Task directions. Can you quote, word for word, the part of the entries that opens with the line containing "leader-lines-group — [121, 133, 456, 420]" and closes with the line containing "legend-label: Maratona — [282, 453, 340, 467]", including both of those lines?

Records supplied.
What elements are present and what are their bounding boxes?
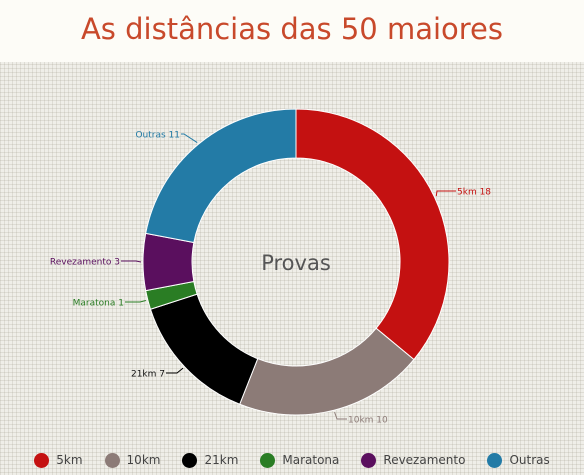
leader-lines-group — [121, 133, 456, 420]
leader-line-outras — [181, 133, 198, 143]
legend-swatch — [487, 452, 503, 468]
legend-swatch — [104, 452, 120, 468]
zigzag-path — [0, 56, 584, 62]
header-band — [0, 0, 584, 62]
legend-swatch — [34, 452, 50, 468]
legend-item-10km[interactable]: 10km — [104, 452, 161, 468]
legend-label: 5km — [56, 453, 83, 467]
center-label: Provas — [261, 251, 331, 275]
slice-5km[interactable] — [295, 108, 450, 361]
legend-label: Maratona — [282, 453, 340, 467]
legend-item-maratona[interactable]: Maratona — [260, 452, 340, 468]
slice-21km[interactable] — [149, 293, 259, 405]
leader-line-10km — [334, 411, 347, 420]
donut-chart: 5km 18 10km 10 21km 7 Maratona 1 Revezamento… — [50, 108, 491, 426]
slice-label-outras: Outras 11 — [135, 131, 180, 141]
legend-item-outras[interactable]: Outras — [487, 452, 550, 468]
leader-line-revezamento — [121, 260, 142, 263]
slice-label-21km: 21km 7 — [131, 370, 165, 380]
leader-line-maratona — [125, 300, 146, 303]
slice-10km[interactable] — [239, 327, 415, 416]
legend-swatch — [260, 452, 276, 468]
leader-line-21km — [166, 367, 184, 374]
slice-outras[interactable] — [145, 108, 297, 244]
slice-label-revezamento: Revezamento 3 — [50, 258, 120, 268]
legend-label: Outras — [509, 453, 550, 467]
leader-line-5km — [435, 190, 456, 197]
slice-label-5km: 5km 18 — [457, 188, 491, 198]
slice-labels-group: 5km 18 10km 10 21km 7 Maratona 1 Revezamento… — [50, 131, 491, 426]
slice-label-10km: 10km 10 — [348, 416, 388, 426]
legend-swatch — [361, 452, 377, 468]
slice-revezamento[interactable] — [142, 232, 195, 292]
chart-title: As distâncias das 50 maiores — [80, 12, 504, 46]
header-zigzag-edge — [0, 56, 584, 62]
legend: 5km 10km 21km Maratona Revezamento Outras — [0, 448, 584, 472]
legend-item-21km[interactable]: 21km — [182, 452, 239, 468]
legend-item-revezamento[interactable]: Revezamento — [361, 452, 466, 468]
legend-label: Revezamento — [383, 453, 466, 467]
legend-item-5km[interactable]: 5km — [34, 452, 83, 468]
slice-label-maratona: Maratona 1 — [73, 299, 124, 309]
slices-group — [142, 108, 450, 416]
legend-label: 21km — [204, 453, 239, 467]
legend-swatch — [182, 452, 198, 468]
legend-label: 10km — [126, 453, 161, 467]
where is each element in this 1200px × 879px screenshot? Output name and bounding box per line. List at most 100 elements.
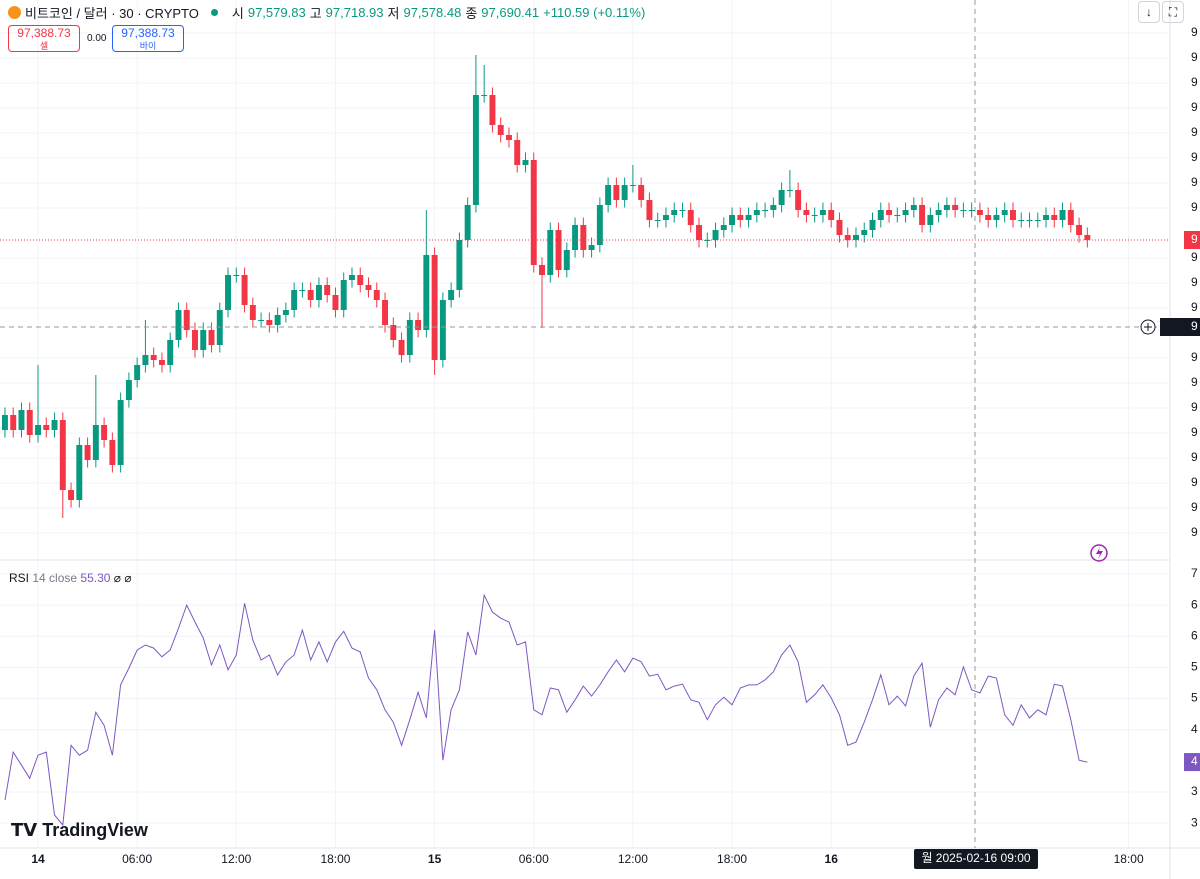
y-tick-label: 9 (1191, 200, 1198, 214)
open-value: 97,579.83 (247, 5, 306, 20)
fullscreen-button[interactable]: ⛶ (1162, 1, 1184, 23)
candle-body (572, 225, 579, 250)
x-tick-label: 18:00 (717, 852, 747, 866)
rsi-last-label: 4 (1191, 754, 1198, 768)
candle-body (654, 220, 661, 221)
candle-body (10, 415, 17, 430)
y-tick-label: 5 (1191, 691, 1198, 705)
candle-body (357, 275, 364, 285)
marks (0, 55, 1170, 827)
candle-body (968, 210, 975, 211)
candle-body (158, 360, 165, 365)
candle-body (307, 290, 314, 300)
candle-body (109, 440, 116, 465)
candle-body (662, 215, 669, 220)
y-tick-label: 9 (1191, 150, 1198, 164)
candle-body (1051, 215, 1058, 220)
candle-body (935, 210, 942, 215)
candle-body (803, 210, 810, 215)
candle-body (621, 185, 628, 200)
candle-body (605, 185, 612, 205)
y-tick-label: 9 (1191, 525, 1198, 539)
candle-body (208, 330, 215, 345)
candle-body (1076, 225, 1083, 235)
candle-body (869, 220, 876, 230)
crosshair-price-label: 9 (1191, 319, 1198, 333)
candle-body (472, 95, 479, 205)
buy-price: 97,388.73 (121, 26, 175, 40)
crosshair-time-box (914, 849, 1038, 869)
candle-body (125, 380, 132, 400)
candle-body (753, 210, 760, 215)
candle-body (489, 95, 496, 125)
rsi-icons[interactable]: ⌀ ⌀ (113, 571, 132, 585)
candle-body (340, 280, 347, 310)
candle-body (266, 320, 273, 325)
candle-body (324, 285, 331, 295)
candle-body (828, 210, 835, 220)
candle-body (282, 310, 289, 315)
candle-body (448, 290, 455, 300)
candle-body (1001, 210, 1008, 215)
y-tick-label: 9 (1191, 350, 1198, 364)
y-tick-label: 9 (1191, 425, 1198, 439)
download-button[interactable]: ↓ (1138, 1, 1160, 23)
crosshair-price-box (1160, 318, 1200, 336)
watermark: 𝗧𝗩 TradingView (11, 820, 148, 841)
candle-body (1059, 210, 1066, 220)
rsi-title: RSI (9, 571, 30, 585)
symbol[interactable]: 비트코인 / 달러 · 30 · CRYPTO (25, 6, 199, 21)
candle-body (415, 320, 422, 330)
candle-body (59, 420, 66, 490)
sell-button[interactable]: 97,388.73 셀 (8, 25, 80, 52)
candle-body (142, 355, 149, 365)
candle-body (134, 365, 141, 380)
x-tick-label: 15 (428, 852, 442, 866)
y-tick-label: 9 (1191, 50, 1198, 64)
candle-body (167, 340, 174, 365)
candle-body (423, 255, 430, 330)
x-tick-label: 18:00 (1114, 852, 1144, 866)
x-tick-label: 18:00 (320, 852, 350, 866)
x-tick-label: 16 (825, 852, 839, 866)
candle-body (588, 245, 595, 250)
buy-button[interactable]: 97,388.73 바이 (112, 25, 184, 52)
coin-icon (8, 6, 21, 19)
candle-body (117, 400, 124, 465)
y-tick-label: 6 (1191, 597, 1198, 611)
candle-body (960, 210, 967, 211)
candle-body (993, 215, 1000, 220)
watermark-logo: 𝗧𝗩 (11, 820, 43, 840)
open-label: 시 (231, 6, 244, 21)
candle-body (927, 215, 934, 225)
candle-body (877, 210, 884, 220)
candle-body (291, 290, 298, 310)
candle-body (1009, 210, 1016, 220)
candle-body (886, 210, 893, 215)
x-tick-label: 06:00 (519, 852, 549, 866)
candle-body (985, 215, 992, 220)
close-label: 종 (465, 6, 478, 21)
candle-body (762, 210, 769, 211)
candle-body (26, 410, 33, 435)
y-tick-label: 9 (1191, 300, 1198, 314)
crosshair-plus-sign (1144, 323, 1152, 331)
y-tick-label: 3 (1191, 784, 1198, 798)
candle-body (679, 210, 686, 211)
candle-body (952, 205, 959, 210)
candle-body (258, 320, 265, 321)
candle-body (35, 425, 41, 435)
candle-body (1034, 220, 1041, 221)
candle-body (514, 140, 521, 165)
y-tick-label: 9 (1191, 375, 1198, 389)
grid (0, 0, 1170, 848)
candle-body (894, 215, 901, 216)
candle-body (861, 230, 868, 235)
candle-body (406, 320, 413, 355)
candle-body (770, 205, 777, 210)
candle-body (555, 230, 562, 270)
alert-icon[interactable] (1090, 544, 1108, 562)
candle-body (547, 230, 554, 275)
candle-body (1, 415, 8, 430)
...
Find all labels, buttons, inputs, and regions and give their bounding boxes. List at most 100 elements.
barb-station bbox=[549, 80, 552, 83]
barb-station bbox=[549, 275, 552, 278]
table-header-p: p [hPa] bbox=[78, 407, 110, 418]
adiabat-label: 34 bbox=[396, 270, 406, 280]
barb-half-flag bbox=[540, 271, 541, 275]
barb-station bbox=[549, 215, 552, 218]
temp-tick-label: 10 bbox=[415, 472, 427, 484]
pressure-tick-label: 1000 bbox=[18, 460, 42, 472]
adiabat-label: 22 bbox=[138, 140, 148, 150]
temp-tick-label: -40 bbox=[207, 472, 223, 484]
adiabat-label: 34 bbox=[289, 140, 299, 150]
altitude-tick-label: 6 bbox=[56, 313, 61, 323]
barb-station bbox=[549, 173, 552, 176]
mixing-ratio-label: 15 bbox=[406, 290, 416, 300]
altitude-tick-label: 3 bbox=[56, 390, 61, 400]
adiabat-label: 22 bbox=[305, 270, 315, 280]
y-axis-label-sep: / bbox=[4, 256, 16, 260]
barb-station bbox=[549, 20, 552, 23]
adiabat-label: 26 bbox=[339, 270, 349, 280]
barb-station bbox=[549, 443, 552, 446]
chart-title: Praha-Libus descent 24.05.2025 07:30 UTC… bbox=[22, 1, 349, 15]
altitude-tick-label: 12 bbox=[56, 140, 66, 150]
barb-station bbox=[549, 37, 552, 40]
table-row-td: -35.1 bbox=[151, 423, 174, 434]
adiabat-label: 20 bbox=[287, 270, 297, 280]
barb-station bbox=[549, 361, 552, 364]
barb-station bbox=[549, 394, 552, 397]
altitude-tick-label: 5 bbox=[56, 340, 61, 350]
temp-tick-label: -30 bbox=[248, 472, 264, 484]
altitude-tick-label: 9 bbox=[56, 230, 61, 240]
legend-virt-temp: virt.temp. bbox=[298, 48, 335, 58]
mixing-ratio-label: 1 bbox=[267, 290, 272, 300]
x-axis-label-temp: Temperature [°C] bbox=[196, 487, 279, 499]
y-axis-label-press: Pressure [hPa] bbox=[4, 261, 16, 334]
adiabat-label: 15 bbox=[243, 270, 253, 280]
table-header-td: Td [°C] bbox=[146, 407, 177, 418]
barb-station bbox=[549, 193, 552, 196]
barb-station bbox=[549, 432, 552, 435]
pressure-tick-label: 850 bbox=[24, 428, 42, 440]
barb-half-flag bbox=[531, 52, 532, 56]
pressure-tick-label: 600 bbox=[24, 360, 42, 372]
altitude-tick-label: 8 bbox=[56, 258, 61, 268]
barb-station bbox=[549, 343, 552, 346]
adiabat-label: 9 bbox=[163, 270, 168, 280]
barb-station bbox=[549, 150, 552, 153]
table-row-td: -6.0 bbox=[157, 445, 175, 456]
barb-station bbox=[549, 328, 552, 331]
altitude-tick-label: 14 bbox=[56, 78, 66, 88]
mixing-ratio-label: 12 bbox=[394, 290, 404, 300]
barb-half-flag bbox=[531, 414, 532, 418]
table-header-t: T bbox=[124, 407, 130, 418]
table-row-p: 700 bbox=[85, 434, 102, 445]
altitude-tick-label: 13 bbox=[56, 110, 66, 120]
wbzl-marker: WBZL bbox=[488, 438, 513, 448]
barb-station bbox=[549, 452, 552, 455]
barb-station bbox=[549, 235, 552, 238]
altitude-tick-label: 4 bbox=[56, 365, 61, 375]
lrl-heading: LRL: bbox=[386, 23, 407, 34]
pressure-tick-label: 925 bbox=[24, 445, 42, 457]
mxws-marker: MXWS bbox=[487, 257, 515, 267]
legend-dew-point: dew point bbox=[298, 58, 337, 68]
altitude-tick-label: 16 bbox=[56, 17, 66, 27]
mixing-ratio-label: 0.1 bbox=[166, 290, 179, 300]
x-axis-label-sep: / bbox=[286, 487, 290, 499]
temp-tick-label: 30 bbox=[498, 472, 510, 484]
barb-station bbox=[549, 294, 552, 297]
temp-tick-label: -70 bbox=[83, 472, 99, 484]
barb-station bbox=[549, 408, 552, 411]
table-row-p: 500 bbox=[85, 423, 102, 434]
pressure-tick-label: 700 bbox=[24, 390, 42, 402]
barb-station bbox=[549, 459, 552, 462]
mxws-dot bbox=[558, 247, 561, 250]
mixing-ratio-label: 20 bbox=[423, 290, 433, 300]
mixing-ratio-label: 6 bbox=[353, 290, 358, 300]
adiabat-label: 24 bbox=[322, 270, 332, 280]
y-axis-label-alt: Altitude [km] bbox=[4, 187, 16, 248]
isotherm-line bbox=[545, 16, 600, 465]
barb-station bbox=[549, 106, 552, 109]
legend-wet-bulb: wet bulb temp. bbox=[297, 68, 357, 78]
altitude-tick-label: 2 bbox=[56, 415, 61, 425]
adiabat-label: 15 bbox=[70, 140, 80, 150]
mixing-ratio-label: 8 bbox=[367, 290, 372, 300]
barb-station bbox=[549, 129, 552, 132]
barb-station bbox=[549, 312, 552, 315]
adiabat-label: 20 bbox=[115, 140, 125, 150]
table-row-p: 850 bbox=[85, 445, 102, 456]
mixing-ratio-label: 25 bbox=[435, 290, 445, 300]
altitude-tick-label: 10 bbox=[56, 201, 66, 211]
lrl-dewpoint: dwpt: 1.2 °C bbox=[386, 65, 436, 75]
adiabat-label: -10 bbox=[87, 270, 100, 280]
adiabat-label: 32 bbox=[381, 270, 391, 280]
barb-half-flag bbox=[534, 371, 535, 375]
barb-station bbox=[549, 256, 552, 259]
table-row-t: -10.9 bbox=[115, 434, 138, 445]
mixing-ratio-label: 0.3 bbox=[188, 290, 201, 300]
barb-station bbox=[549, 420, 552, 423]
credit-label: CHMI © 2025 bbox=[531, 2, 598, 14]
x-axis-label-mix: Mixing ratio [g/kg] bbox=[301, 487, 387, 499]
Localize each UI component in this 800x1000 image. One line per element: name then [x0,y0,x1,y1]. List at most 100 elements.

Exercise answer.
leader-lines-group — [121, 133, 456, 420]
leader-line-outras — [181, 133, 198, 143]
legend-swatch — [487, 452, 503, 468]
legend-swatch — [104, 452, 120, 468]
zigzag-path — [0, 56, 584, 62]
header-band — [0, 0, 584, 62]
legend-swatch — [34, 452, 50, 468]
legend-item-10km[interactable]: 10km — [104, 452, 161, 468]
legend-label: 5km — [56, 453, 83, 467]
center-label: Provas — [261, 251, 331, 275]
slice-5km[interactable] — [295, 108, 450, 361]
legend-label: Maratona — [282, 453, 340, 467]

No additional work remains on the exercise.